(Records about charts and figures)
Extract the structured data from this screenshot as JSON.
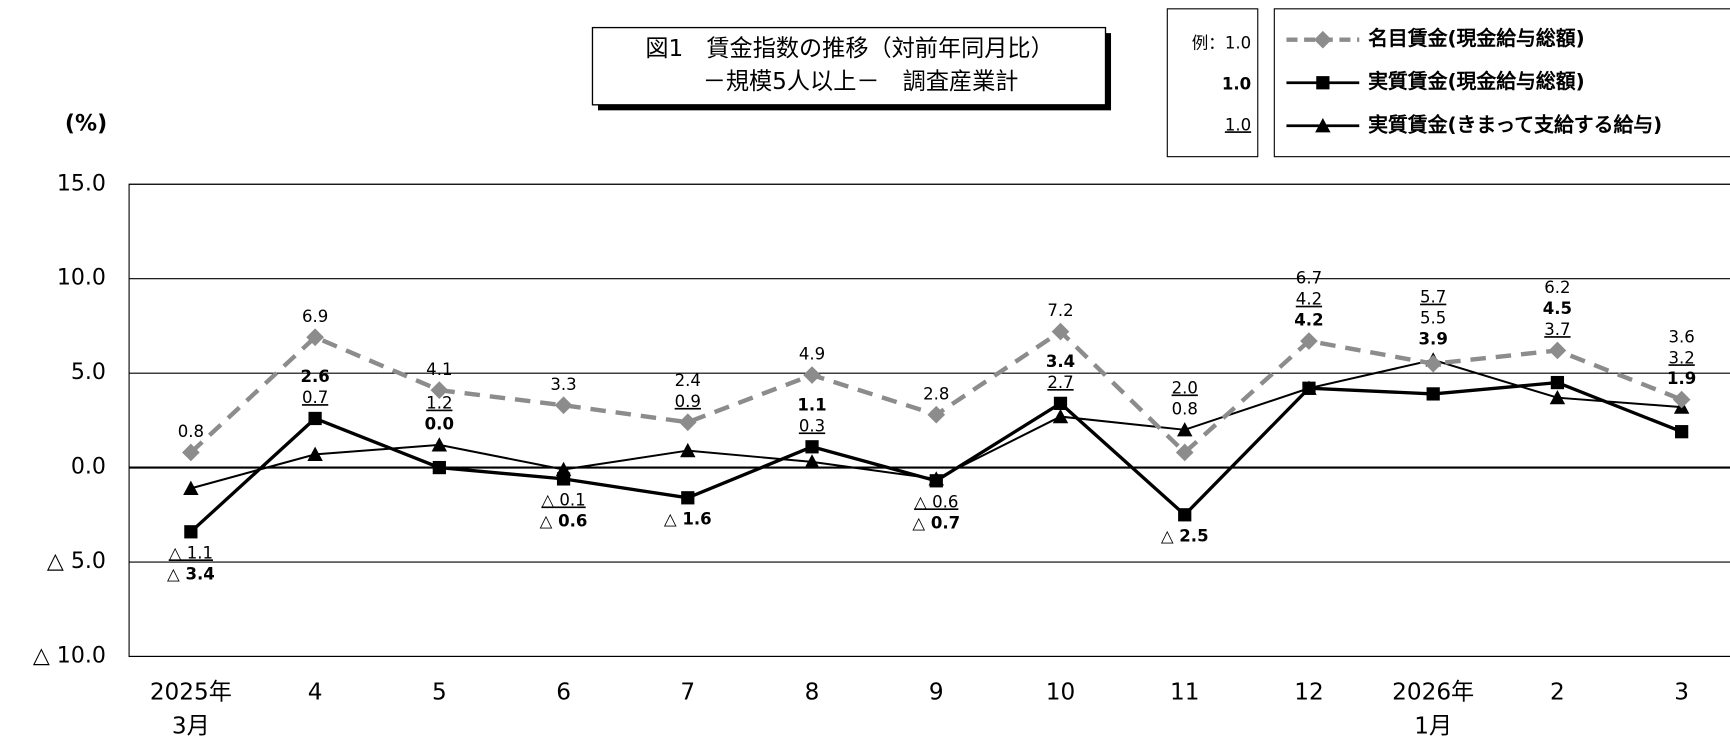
{
  "chart_data": {
    "type": "line",
    "title": "図1　賃金指数の推移（対前年同月比）",
    "subtitle": "－規模5人以上－　調査産業計",
    "y_axis_label": "(%)",
    "categories": [
      [
        "2025年",
        "3月"
      ],
      [
        "4"
      ],
      [
        "5"
      ],
      [
        "6"
      ],
      [
        "7"
      ],
      [
        "8"
      ],
      [
        "9"
      ],
      [
        "10"
      ],
      [
        "11"
      ],
      [
        "12"
      ],
      [
        "2026年",
        "1月"
      ],
      [
        "2"
      ],
      [
        "3"
      ]
    ],
    "ylim": [
      -10,
      15
    ],
    "yticks": [
      {
        "value": -10,
        "label": "△ 10.0"
      },
      {
        "value": -5,
        "label": "△ 5.0"
      },
      {
        "value": 0,
        "label": "0.0"
      },
      {
        "value": 5,
        "label": "5.0"
      },
      {
        "value": 10,
        "label": "10.0"
      },
      {
        "value": 15,
        "label": "15.0"
      }
    ],
    "grid": true,
    "legend_examples": [
      "例：1.0",
      "1.0",
      "1.0"
    ],
    "series": [
      {
        "name": "名目賃金(現金給与総額)",
        "color": "#8c8c8c",
        "marker": "diamond",
        "dash": true,
        "label_style": "plain",
        "values": [
          0.8,
          6.9,
          4.1,
          3.3,
          2.4,
          4.9,
          2.8,
          7.2,
          0.8,
          6.7,
          5.5,
          6.2,
          3.6
        ],
        "value_labels": [
          "0.8",
          "6.9",
          "4.1",
          "3.3",
          "2.4",
          "4.9",
          "2.8",
          "7.2",
          "0.8",
          "6.7",
          "5.5",
          "6.2",
          "3.6"
        ]
      },
      {
        "name": "実質賃金(現金給与総額)",
        "color": "#000000",
        "marker": "square",
        "dash": false,
        "label_style": "bold",
        "values": [
          -3.4,
          2.6,
          0.0,
          -0.6,
          -1.6,
          1.1,
          -0.7,
          3.4,
          -2.5,
          4.2,
          3.9,
          4.5,
          1.9
        ],
        "value_labels": [
          "△ 3.4",
          "2.6",
          "0.0",
          "△ 0.6",
          "△ 1.6",
          "1.1",
          "△ 0.7",
          "3.4",
          "△ 2.5",
          "4.2",
          "3.9",
          "4.5",
          "1.9"
        ]
      },
      {
        "name": "実質賃金(きまって支給する給与)",
        "color": "#000000",
        "marker": "triangle",
        "dash": false,
        "label_style": "underline",
        "values": [
          -1.1,
          0.7,
          1.2,
          -0.1,
          0.9,
          0.3,
          -0.6,
          2.7,
          2.0,
          4.2,
          5.7,
          3.7,
          3.2
        ],
        "value_labels": [
          "△ 1.1",
          "0.7",
          "1.2",
          "△ 0.1",
          "0.9",
          "0.3",
          "△ 0.6",
          "2.7",
          "2.0",
          "4.2",
          "5.7",
          "3.7",
          "3.2"
        ]
      }
    ]
  }
}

▸ Do this:
How many of the lines above hold the word "marker"? Give only that number.

▸ Output for this exercise:
3